[Aim] Check each line of the material. Copy those containing "bevoegd".

[Records to process]
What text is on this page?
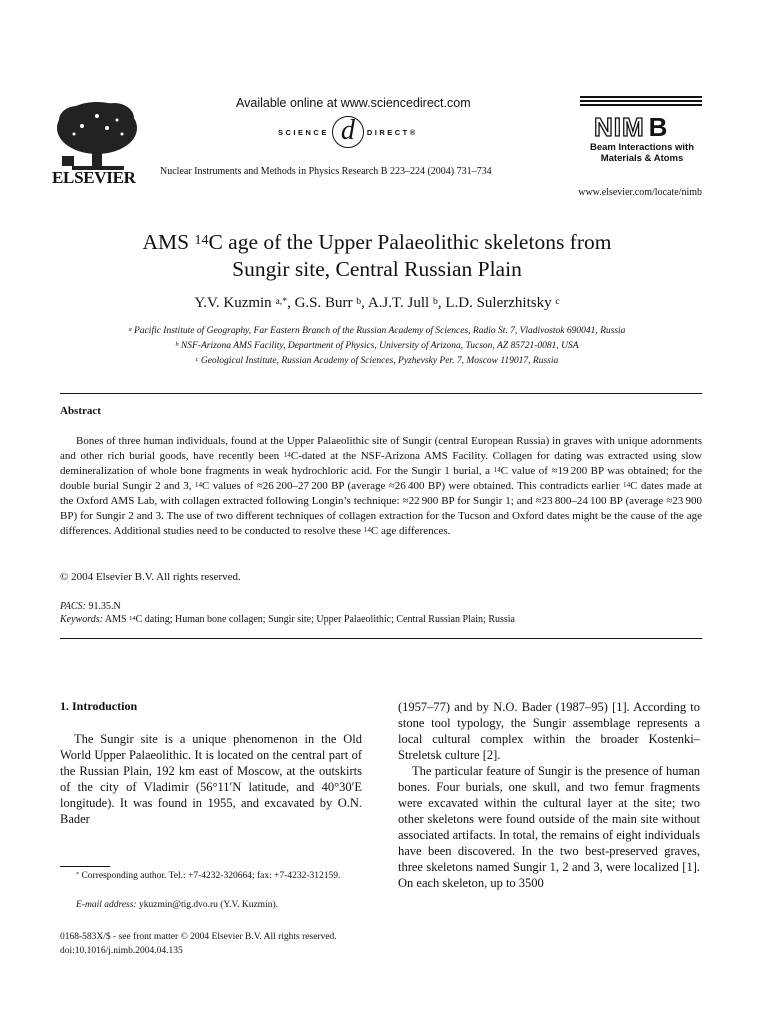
ELSEVIER
Available online at www.sciencedirect.com
SCIENCE d	DIRECT®
Nuclear Instruments and Methods in Physics Research B 223–224 (2004) 731–734
NIM B
Beam Interactions with Materials & Atoms
www.elsevier.com/locate/nimb
AMS $^{14}$C age of the Upper Palaeolithic skeletons from
Sungir site, Central Russian Plain
Y.V. Kuzmin $^{a,*}$, G.S. Burr $^b$, A.J.T. Jull $^b$, L.D. Sulerzhitsky $^c$
$^a$ Pacific Institute of Geography, Far Eastern Branch of the Russian Academy of Sciences, Radio St. 7, Vladivostok 690041, Russia
$^b$ NSF-Arizona AMS Facility, Department of Physics, University of Arizona, Tucson, AZ 85721-0081, USA
$^c$ Geological Institute, Russian Academy of Sciences, Pyzhevsky Per. 7, Moscow 119017, Russia
Abstract

Bones of three human individuals, found at the Upper Palaeolithic site of Sungir (central European Russia) in graves with unique adornments and other rich burial goods, have recently been $^{14}$C-dated at the NSF-Arizona AMS Facility. Collagen for dating was extracted using slow demineralization of whole bone fragments in weak hydrochloric acid. For the Sungir 1 burial, a $^{14}$C value of ≈19 200 BP was obtained; for the double burial Sungir 2 and 3, $^{14}$C values of ≈26 200–27 200 BP (average ≈26 400 BP) were obtained. This contradicts earlier $^{14}$C dates made at the Oxford AMS Lab, with collagen extracted following Longin’s technique: ≈22 900 BP for Sungir 1; and ≈23 800–24 100 BP (average ≈23 900 BP) for Sungir 2 and 3. The use of two different techniques of collagen extraction for the Tucson and Oxford dates might be the cause of the age differences. Additional studies need to be conducted to resolve these $^{14}$C age differences.

© 2004 Elsevier B.V. All rights reserved.
PACS: 91.35.N
Keywords: AMS $^{14}$C dating; Human bone collagen; Sungir site; Upper Palaeolithic; Central Russian Plain; Russia
1. Introduction
The Sungir site is a unique phenomenon in the Old World Upper Palaeolithic. It is located on the central part of the Russian Plain, 192 km east of Moscow, at the outskirts of the city of Vladimir (56°11′N latitude, and 40°30′E longitude). It was found in 1955, and excavated by O.N. Bader

(1957–77) and by N.O. Bader (1987–95) [1]. According to stone tool typology, the Sungir assemblage represents a local cultural complex within the broader Kostenki–Streletsk culture [2].

The particular feature of Sungir is the presence of human bones. Four burials, one skull, and two femur fragments were excavated within the cultural layer at the site; two other skeletons were found outside of the main site without associated artifacts. In total, the remains of eight individuals have been discovered. In the two best-preserved graves, three skeletons named Sungir 1, 2 and 3, were localized [1]. On each skeleton, up to 3500

* Corresponding author. Tel.: +7-4232-320664; fax: +7-4232-312159.
E-mail address: ykuzmin@tig.dvo.ru (Y.V. Kuzmin).
0168-583X/$ - see front matter © 2004 Elsevier B.V. All rights reserved.
doi:10.1016/j.nimb.2004.04.135
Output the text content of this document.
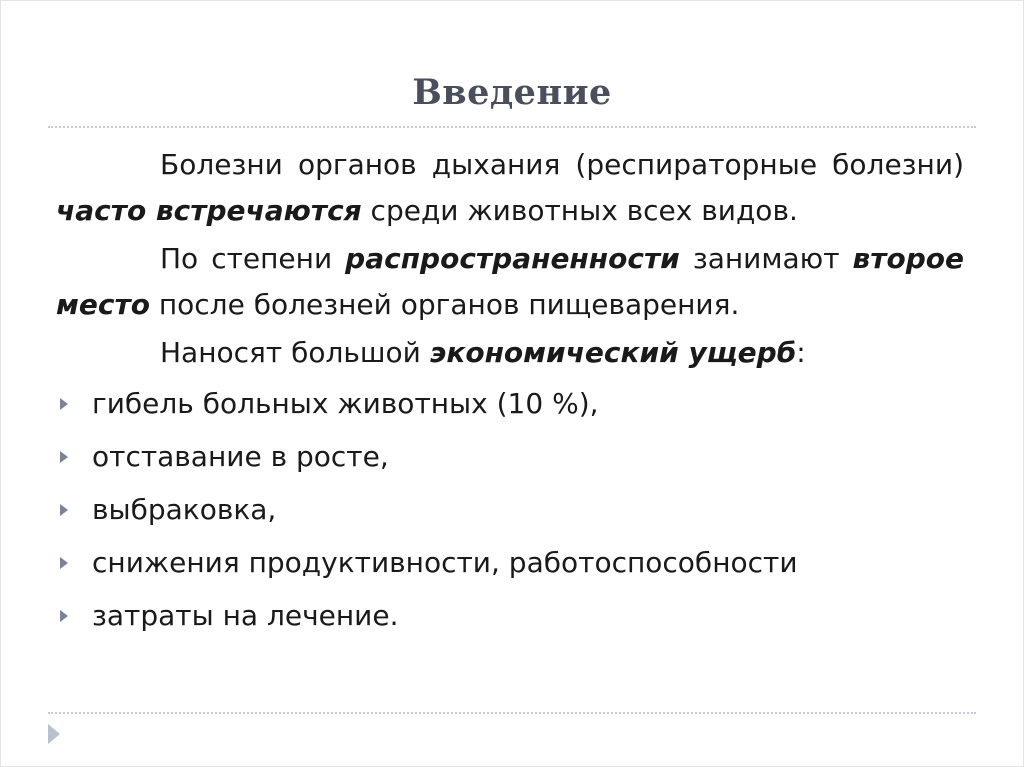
Введение

Болезни органов дыхания (респираторные болезни) часто встречаются среди животных всех видов.

По степени распространенности занимают второе место после болезней органов пищеварения.

Наносят большой экономический ущерб:

гибель больных животных (10 %),
отставание в росте,
выбраковка,
снижения продуктивности, работоспособности
затраты на лечение.
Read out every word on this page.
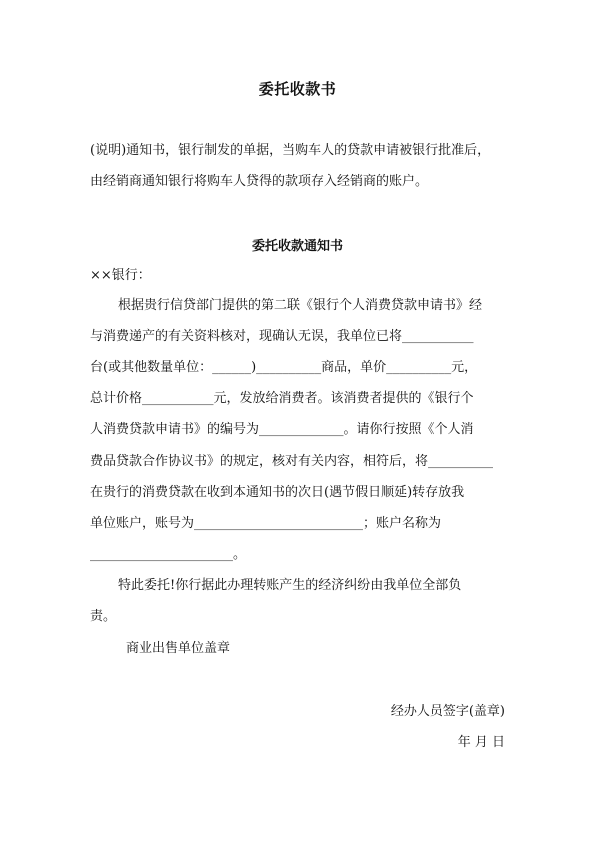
委托收款书
(说明)通知书，银行制发的单据，当购车人的贷款申请被银行批准后，
由经销商通知银行将购车人贷得的款项存入经销商的账户。
委托收款通知书
××银行：
根据贵行信贷部门提供的第二联《银行个人消费贷款申请书》经
与消费递产的有关资料核对，现确认无误，我单位已将___________
台(或其他数量单位：______)__________商品，单价__________元，
总计价格___________元，发放给消费者。该消费者提供的《银行个
人消费贷款申请书》的编号为_____________。请你行按照《个人消
费品贷款合作协议书》的规定，核对有关内容，相符后，将__________
在贵行的消费贷款在收到本通知书的次日(遇节假日顺延)转存放我
单位账户，账号为__________________________；账户名称为
______________________。
特此委托!你行据此办理转账产生的经济纠纷由我单位全部负
责。
商业出售单位盖章
经办人员签字(盖章)
年 月 日
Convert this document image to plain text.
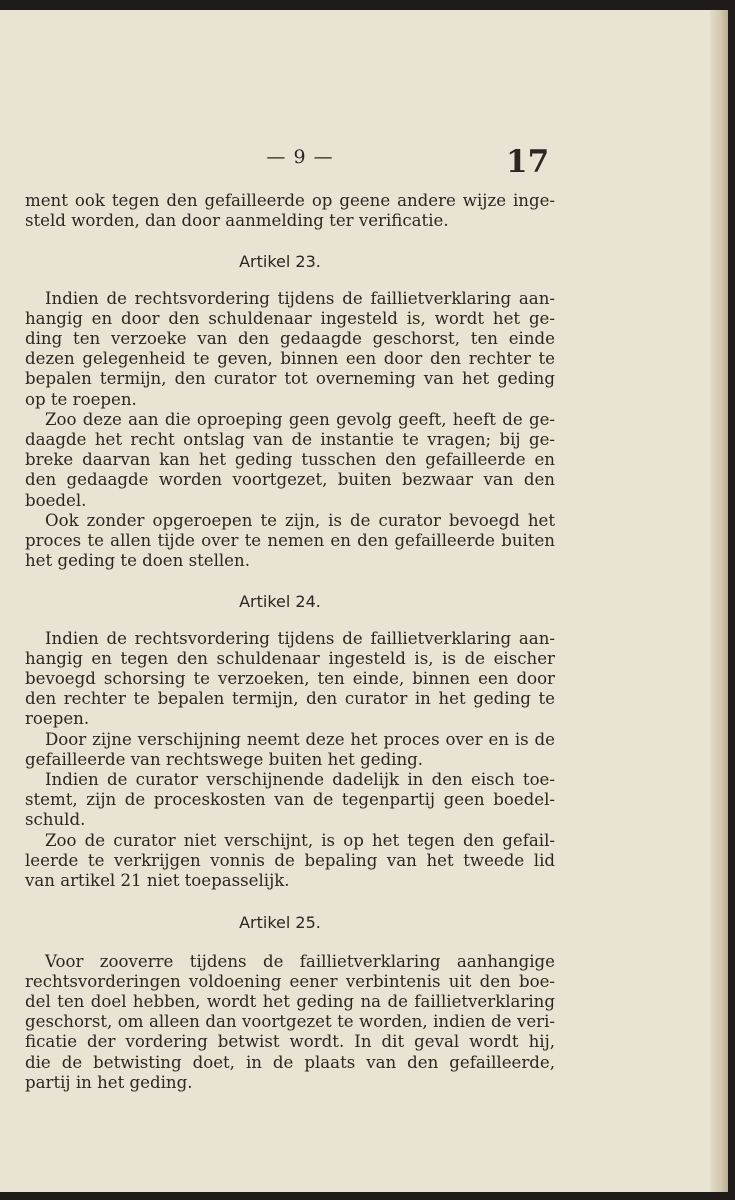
— 9 —	17
ment ook tegen den gefailleerde op geene andere wijze inge-
steld worden, dan door aanmelding ter verificatie.
Artikel 23.
Indien de rechtsvordering tijdens de faillietverklaring aan-
hangig en door den schuldenaar ingesteld is, wordt het ge-
ding ten verzoeke van den gedaagde geschorst, ten einde
dezen gelegenheid te geven, binnen een door den rechter te
bepalen termijn, den curator tot overneming van het geding
op te roepen.
Zoo deze aan die oproeping geen gevolg geeft, heeft de ge-
daagde het recht ontslag van de instantie te vragen; bij ge-
breke daarvan kan het geding tusschen den gefailleerde en
den gedaagde worden voortgezet, buiten bezwaar van den
boedel.
Ook zonder opgeroepen te zijn, is de curator bevoegd het
proces te allen tijde over te nemen en den gefailleerde buiten
het geding te doen stellen.
Artikel 24.
Indien de rechtsvordering tijdens de faillietverklaring aan-
hangig en tegen den schuldenaar ingesteld is, is de eischer
bevoegd schorsing te verzoeken, ten einde, binnen een door
den rechter te bepalen termijn, den curator in het geding te
roepen.
Door zijne verschijning neemt deze het proces over en is de
gefailleerde van rechtswege buiten het geding.
Indien de curator verschijnende dadelijk in den eisch toe-
stemt, zijn de proceskosten van de tegenpartij geen boedel-
schuld.
Zoo de curator niet verschijnt, is op het tegen den gefail-
leerde te verkrijgen vonnis de bepaling van het tweede lid
van artikel 21 niet toepasselijk.
Artikel 25.
Voor zooverre tijdens de faillietverklaring aanhangige
rechtsvorderingen voldoening eener verbintenis uit den boe-
del ten doel hebben, wordt het geding na de faillietverklaring
geschorst, om alleen dan voortgezet te worden, indien de veri-
ficatie der vordering betwist wordt. In dit geval wordt hij,
die de betwisting doet, in de plaats van den gefailleerde,
partij in het geding.
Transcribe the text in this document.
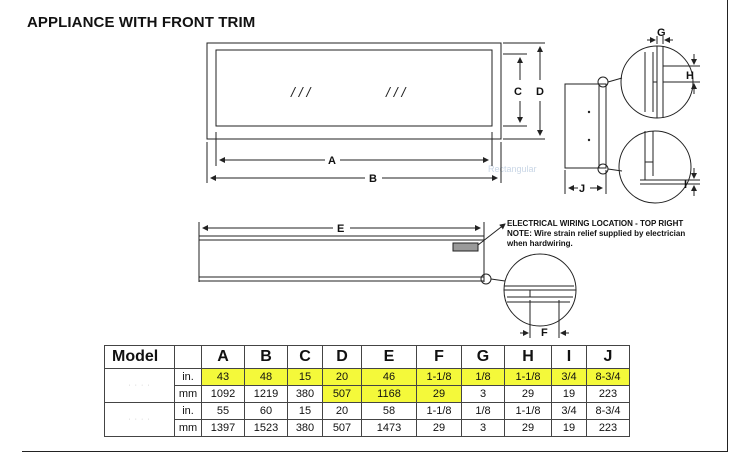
APPLIANCE WITH FRONT TRIM
Rectangular
C D
A
B
J
G
H
I
E
F
/ / /	/ / /
ELECTRICAL WIRING LOCATION - TOP RIGHT
NOTE: Wire strain relief supplied by electrician
when hardwiring.
Model		A	B	C	D	E	F	G	H	I	J
· · · ·	in.	43	48	15	20	46	1-1/8	1/8	1-1/8	3/4	8-3/4
	mm	1092	1219	380	507	1168	29	3	29	19	223
· · · ·	in.	55	60	15	20	58	1-1/8	1/8	1-1/8	3/4	8-3/4
	mm	1397	1523	380	507	1473	29	3	29	19	223
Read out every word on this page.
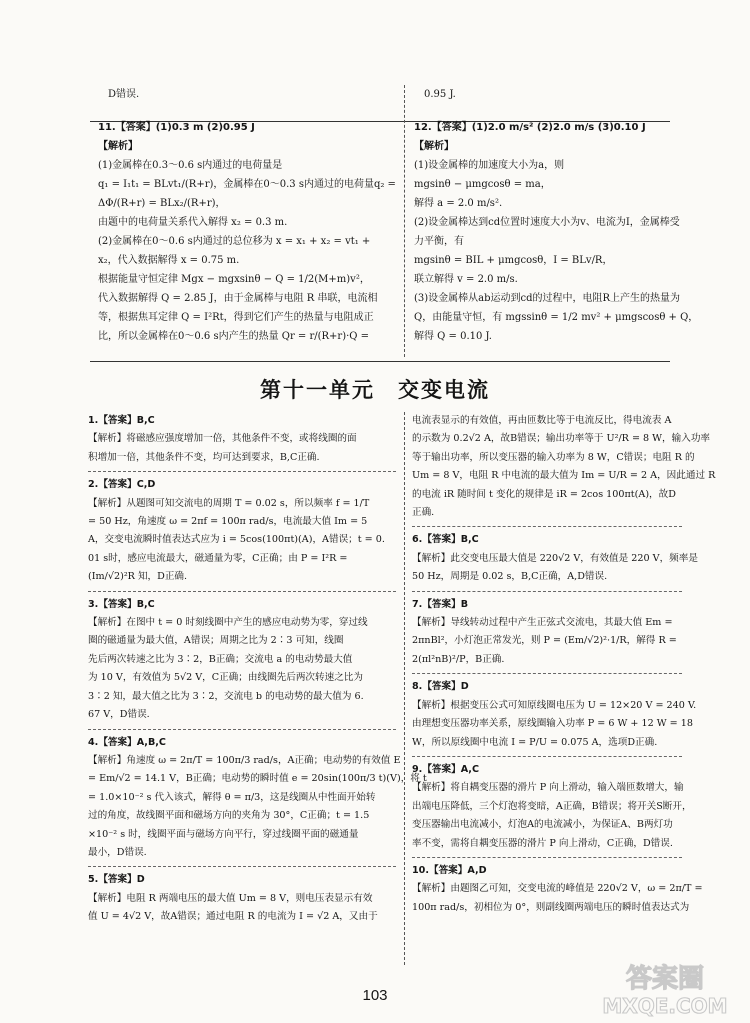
D错误.
11.【答案】(1)0.3 m (2)0.95 J
【解析】
(1)金属棒在0.3～0.6 s内通过的电荷量是
q₁ = I₁t₁ = BLvt₁/(R+r)，金属棒在0～0.3 s内通过的电荷量q₂ =
ΔΦ/(R+r) = BLx₂/(R+r)，
由题中的电荷量关系代入解得 x₂ = 0.3 m.
(2)金属棒在0～0.6 s内通过的总位移为 x = x₁ + x₂ = vt₁ +
x₂，代入数据解得 x = 0.75 m.
根据能量守恒定律 Mgx − mgxsinθ − Q = 1/2(M+m)v²，
代入数据解得 Q = 2.85 J，由于金属棒与电阻 R 串联，电流相
等，根据焦耳定律 Q = I²Rt，得到它们产生的热量与电阻成正
比，所以金属棒在0～0.6 s内产生的热量 Qr = r/(R+r)·Q =
0.95 J.
12.【答案】(1)2.0 m/s² (2)2.0 m/s (3)0.10 J
【解析】
(1)设金属棒的加速度大小为a，则
mgsinθ − μmgcosθ = ma，
解得 a = 2.0 m/s².
(2)设金属棒达到cd位置时速度大小为v、电流为I，金属棒受
力平衡，有
mgsinθ = BIL + μmgcosθ，I = BLv/R，
联立解得 v = 2.0 m/s.
(3)设金属棒从ab运动到cd的过程中，电阻R上产生的热量为
Q，由能量守恒，有 mgssinθ = 1/2 mv² + μmgscosθ + Q，
解得 Q = 0.10 J.
第十一单元　交变电流
1.【答案】B,C
【解析】将磁感应强度增加一倍，其他条件不变，或将线圈的面
积增加一倍，其他条件不变，均可达到要求，B,C正确.
2.【答案】C,D
【解析】从题图可知交流电的周期 T = 0.02 s，所以频率 f = 1/T
= 50 Hz，角速度 ω = 2πf = 100π rad/s，电流最大值 Im = 5
A，交变电流瞬时值表达式应为 i = 5cos(100πt)(A)，A错误；t = 0.
01 s时，感应电流最大，磁通量为零，C正确；由 P = I²R =
(Im/√2)²R 知，D正确.
3.【答案】B,C
【解析】在图中 t = 0 时刻线圈中产生的感应电动势为零，穿过线
圈的磁通量为最大值，A错误；周期之比为 2∶3 可知，线圈
先后两次转速之比为 3∶2，B正确；交流电 a 的电动势最大值
为 10 V，有效值为 5√2 V，C正确；由线圈先后两次转速之比为
3∶2 知，最大值之比为 3∶2，交流电 b 的电动势的最大值为 6.
67 V，D错误.
4.【答案】A,B,C
【解析】角速度 ω = 2π/T = 100π/3 rad/s，A正确；电动势的有效值 E
= Em/√2 = 14.1 V，B正确；电动势的瞬时值 e = 20sin(100π/3 t)(V)，将 t
= 1.0×10⁻² s 代入该式，解得 θ = π/3，这是线圈从中性面开始转
过的角度，故线圈平面和磁场方向的夹角为 30°，C正确；t = 1.5
×10⁻² s 时，线圈平面与磁场方向平行，穿过线圈平面的磁通量
最小，D错误.
5.【答案】D
【解析】电阻 R 两端电压的最大值 Um = 8 V，则电压表显示有效
值 U = 4√2 V，故A错误；通过电阻 R 的电流为 I = √2 A，又由于
电流表显示的有效值，再由匝数比等于电流反比，得电流表 A
的示数为 0.2√2 A，故B错误；输出功率等于 U²/R = 8 W，输入功率
等于输出功率，所以变压器的输入功率为 8 W，C错误；电阻 R 的
Um = 8 V，电阻 R 中电流的最大值为 Im = U/R = 2 A，因此通过 R
的电流 iR 随时间 t 变化的规律是 iR = 2cos 100πt(A)，故D
正确.
6.【答案】B,C
【解析】此交变电压最大值是 220√2 V，有效值是 220 V，频率是
50 Hz，周期是 0.02 s，B,C正确，A,D错误.
7.【答案】B
【解析】导线转动过程中产生正弦式交流电，其最大值 Em =
2πnBl²，小灯泡正常发光，则 P = (Em/√2)²·1/R，解得 R =
2(πl²nB)²/P，B正确.
8.【答案】D
【解析】根据变压公式可知原线圈电压为 U = 12×20 V = 240 V.
由理想变压器功率关系，原线圈输入功率 P = 6 W + 12 W = 18
W，所以原线圈中电流 I = P/U = 0.075 A，选项D正确.
9.【答案】A,C
【解析】将自耦变压器的滑片 P 向上滑动，输入端匝数增大，输
出端电压降低，三个灯泡将变暗，A正确，B错误；将开关S断开，
变压器输出电流减小，灯泡A的电流减小，为保证A、B两灯功
率不变，需将自耦变压器的滑片 P 向上滑动，C正确，D错误.
10.【答案】A,D
【解析】由题图乙可知，交变电流的峰值是 220√2 V，ω = 2π/T =
100π rad/s，初相位为 0°，则副线圈两端电压的瞬时值表达式为
103
答案圈
MXQE.COM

[Written solution]
Ook zonder opgeroepen te zijn, is de curator bevoegd het
bevoegd schorsing te verzoeken, ten einde, binnen een door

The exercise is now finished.